▸ PROVIDED DATA
────────

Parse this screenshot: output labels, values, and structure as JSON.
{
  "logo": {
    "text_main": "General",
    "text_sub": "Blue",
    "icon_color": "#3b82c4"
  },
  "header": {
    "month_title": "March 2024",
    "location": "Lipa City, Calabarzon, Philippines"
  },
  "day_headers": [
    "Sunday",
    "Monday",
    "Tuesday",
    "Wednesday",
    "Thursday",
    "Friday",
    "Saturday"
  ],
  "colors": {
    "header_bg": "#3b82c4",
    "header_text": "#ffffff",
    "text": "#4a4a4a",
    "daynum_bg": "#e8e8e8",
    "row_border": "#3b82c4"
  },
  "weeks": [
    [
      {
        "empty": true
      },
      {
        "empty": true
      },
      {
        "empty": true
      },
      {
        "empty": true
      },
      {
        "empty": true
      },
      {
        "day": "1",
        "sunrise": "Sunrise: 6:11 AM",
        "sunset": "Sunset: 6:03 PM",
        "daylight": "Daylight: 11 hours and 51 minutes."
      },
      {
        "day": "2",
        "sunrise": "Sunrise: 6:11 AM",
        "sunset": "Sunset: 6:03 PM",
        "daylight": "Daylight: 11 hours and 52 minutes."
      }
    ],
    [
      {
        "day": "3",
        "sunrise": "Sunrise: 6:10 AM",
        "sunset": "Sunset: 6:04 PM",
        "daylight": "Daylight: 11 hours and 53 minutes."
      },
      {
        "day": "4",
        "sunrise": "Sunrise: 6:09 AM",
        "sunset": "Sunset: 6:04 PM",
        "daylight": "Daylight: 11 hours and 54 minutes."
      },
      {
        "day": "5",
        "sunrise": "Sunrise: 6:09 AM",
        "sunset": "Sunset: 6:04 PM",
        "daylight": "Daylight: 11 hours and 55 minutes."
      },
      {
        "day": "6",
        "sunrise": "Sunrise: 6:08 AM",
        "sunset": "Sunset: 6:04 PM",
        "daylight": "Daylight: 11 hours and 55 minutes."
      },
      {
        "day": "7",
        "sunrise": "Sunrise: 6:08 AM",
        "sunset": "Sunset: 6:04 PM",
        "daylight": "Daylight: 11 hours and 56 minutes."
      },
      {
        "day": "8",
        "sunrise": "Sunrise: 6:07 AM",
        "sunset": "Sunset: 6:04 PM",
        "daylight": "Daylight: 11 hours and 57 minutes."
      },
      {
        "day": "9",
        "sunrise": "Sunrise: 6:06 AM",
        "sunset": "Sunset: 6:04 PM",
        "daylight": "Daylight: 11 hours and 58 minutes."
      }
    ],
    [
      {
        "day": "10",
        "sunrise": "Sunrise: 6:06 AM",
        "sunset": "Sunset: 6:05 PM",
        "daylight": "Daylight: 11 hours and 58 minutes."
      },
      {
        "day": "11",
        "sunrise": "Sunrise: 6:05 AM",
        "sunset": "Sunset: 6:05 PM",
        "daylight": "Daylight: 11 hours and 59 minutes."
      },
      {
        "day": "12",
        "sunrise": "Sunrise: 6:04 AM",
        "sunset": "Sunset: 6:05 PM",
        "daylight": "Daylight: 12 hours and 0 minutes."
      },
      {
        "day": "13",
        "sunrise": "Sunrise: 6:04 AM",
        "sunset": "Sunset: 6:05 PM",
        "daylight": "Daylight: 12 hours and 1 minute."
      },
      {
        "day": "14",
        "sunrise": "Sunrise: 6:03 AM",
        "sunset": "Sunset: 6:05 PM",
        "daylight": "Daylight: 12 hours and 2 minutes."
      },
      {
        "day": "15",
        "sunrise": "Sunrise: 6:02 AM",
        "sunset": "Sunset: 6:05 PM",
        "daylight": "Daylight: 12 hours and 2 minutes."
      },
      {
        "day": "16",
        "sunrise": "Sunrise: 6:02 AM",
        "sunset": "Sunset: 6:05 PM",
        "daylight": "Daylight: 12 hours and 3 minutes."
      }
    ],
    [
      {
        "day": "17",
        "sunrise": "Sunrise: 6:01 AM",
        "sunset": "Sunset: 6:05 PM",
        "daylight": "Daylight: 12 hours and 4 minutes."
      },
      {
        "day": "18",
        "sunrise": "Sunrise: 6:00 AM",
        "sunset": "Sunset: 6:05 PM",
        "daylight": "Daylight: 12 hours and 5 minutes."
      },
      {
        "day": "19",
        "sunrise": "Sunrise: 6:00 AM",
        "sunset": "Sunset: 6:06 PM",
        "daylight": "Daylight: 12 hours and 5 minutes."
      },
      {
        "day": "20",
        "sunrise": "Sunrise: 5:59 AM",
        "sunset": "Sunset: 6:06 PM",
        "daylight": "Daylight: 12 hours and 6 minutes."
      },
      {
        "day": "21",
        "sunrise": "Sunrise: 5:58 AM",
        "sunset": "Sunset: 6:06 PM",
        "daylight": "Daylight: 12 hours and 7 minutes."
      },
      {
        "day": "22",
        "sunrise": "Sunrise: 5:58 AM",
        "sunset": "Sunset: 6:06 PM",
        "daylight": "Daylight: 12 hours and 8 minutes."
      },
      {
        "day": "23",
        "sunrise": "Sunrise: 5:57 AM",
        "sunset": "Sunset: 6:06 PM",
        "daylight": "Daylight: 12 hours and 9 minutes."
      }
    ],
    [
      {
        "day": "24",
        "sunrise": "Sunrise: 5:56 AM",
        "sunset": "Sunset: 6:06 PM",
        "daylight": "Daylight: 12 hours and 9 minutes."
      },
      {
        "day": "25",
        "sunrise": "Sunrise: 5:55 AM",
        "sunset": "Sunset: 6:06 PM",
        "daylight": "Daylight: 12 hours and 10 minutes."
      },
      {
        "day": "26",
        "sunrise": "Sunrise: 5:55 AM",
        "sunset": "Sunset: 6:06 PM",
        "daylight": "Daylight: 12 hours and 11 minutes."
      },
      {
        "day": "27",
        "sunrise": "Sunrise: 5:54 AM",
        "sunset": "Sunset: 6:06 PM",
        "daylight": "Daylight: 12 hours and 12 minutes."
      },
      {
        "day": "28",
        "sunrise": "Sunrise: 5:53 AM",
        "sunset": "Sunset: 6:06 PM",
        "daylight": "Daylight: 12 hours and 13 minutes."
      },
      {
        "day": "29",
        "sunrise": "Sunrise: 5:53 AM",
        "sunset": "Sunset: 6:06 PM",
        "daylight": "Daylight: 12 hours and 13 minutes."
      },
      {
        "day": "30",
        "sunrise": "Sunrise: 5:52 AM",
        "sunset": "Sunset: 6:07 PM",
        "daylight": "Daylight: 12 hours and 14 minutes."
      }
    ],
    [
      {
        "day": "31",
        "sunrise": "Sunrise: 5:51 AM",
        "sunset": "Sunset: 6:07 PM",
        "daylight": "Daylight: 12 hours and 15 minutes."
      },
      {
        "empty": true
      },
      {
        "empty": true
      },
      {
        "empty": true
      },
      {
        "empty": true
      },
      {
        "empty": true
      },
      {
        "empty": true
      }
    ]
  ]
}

────────

Each line of the material should be duplicated exactly, please.

▸ RESPONSE TO THIS EXERCISE
Parse this screenshot: output labels, values, and structure as JSON.
{
  "logo": {
    "text_main": "General",
    "text_sub": "Blue",
    "icon_color": "#3b82c4"
  },
  "header": {
    "month_title": "March 2024",
    "location": "Lipa City, Calabarzon, Philippines"
  },
  "day_headers": [
    "Sunday",
    "Monday",
    "Tuesday",
    "Wednesday",
    "Thursday",
    "Friday",
    "Saturday"
  ],
  "colors": {
    "header_bg": "#3b82c4",
    "header_text": "#ffffff",
    "text": "#4a4a4a",
    "daynum_bg": "#e8e8e8",
    "row_border": "#3b82c4"
  },
  "weeks": [
    [
      {
        "empty": true
      },
      {
        "empty": true
      },
      {
        "empty": true
      },
      {
        "empty": true
      },
      {
        "empty": true
      },
      {
        "day": "1",
        "sunrise": "Sunrise: 6:11 AM",
        "sunset": "Sunset: 6:03 PM",
        "daylight": "Daylight: 11 hours and 51 minutes."
      },
      {
        "day": "2",
        "sunrise": "Sunrise: 6:11 AM",
        "sunset": "Sunset: 6:03 PM",
        "daylight": "Daylight: 11 hours and 52 minutes."
      }
    ],
    [
      {
        "day": "3",
        "sunrise": "Sunrise: 6:10 AM",
        "sunset": "Sunset: 6:04 PM",
        "daylight": "Daylight: 11 hours and 53 minutes."
      },
      {
        "day": "4",
        "sunrise": "Sunrise: 6:09 AM",
        "sunset": "Sunset: 6:04 PM",
        "daylight": "Daylight: 11 hours and 54 minutes."
      },
      {
        "day": "5",
        "sunrise": "Sunrise: 6:09 AM",
        "sunset": "Sunset: 6:04 PM",
        "daylight": "Daylight: 11 hours and 55 minutes."
      },
      {
        "day": "6",
        "sunrise": "Sunrise: 6:08 AM",
        "sunset": "Sunset: 6:04 PM",
        "daylight": "Daylight: 11 hours and 55 minutes."
      },
      {
        "day": "7",
        "sunrise": "Sunrise: 6:08 AM",
        "sunset": "Sunset: 6:04 PM",
        "daylight": "Daylight: 11 hours and 56 minutes."
      },
      {
        "day": "8",
        "sunrise": "Sunrise: 6:07 AM",
        "sunset": "Sunset: 6:04 PM",
        "daylight": "Daylight: 11 hours and 57 minutes."
      },
      {
        "day": "9",
        "sunrise": "Sunrise: 6:06 AM",
        "sunset": "Sunset: 6:04 PM",
        "daylight": "Daylight: 11 hours and 58 minutes."
      }
    ],
    [
      {
        "day": "10",
        "sunrise": "Sunrise: 6:06 AM",
        "sunset": "Sunset: 6:05 PM",
        "daylight": "Daylight: 11 hours and 58 minutes."
      },
      {
        "day": "11",
        "sunrise": "Sunrise: 6:05 AM",
        "sunset": "Sunset: 6:05 PM",
        "daylight": "Daylight: 11 hours and 59 minutes."
      },
      {
        "day": "12",
        "sunrise": "Sunrise: 6:04 AM",
        "sunset": "Sunset: 6:05 PM",
        "daylight": "Daylight: 12 hours and 0 minutes."
      },
      {
        "day": "13",
        "sunrise": "Sunrise: 6:04 AM",
        "sunset": "Sunset: 6:05 PM",
        "daylight": "Daylight: 12 hours and 1 minute."
      },
      {
        "day": "14",
        "sunrise": "Sunrise: 6:03 AM",
        "sunset": "Sunset: 6:05 PM",
        "daylight": "Daylight: 12 hours and 2 minutes."
      },
      {
        "day": "15",
        "sunrise": "Sunrise: 6:02 AM",
        "sunset": "Sunset: 6:05 PM",
        "daylight": "Daylight: 12 hours and 2 minutes."
      },
      {
        "day": "16",
        "sunrise": "Sunrise: 6:02 AM",
        "sunset": "Sunset: 6:05 PM",
        "daylight": "Daylight: 12 hours and 3 minutes."
      }
    ],
    [
      {
        "day": "17",
        "sunrise": "Sunrise: 6:01 AM",
        "sunset": "Sunset: 6:05 PM",
        "daylight": "Daylight: 12 hours and 4 minutes."
      },
      {
        "day": "18",
        "sunrise": "Sunrise: 6:00 AM",
        "sunset": "Sunset: 6:05 PM",
        "daylight": "Daylight: 12 hours and 5 minutes."
      },
      {
        "day": "19",
        "sunrise": "Sunrise: 6:00 AM",
        "sunset": "Sunset: 6:06 PM",
        "daylight": "Daylight: 12 hours and 5 minutes."
      },
      {
        "day": "20",
        "sunrise": "Sunrise: 5:59 AM",
        "sunset": "Sunset: 6:06 PM",
        "daylight": "Daylight: 12 hours and 6 minutes."
      },
      {
        "day": "21",
        "sunrise": "Sunrise: 5:58 AM",
        "sunset": "Sunset: 6:06 PM",
        "daylight": "Daylight: 12 hours and 7 minutes."
      },
      {
        "day": "22",
        "sunrise": "Sunrise: 5:58 AM",
        "sunset": "Sunset: 6:06 PM",
        "daylight": "Daylight: 12 hours and 8 minutes."
      },
      {
        "day": "23",
        "sunrise": "Sunrise: 5:57 AM",
        "sunset": "Sunset: 6:06 PM",
        "daylight": "Daylight: 12 hours and 9 minutes."
      }
    ],
    [
      {
        "day": "24",
        "sunrise": "Sunrise: 5:56 AM",
        "sunset": "Sunset: 6:06 PM",
        "daylight": "Daylight: 12 hours and 9 minutes."
      },
      {
        "day": "25",
        "sunrise": "Sunrise: 5:55 AM",
        "sunset": "Sunset: 6:06 PM",
        "daylight": "Daylight: 12 hours and 10 minutes."
      },
      {
        "day": "26",
        "sunrise": "Sunrise: 5:55 AM",
        "sunset": "Sunset: 6:06 PM",
        "daylight": "Daylight: 12 hours and 11 minutes."
      },
      {
        "day": "27",
        "sunrise": "Sunrise: 5:54 AM",
        "sunset": "Sunset: 6:06 PM",
        "daylight": "Daylight: 12 hours and 12 minutes."
      },
      {
        "day": "28",
        "sunrise": "Sunrise: 5:53 AM",
        "sunset": "Sunset: 6:06 PM",
        "daylight": "Daylight: 12 hours and 13 minutes."
      },
      {
        "day": "29",
        "sunrise": "Sunrise: 5:53 AM",
        "sunset": "Sunset: 6:06 PM",
        "daylight": "Daylight: 12 hours and 13 minutes."
      },
      {
        "day": "30",
        "sunrise": "Sunrise: 5:52 AM",
        "sunset": "Sunset: 6:07 PM",
        "daylight": "Daylight: 12 hours and 14 minutes."
      }
    ],
    [
      {
        "day": "31",
        "sunrise": "Sunrise: 5:51 AM",
        "sunset": "Sunset: 6:07 PM",
        "daylight": "Daylight: 12 hours and 15 minutes."
      },
      {
        "empty": true
      },
      {
        "empty": true
      },
      {
        "empty": true
      },
      {
        "empty": true
      },
      {
        "empty": true
      },
      {
        "empty": true
      }
    ]
  ]
}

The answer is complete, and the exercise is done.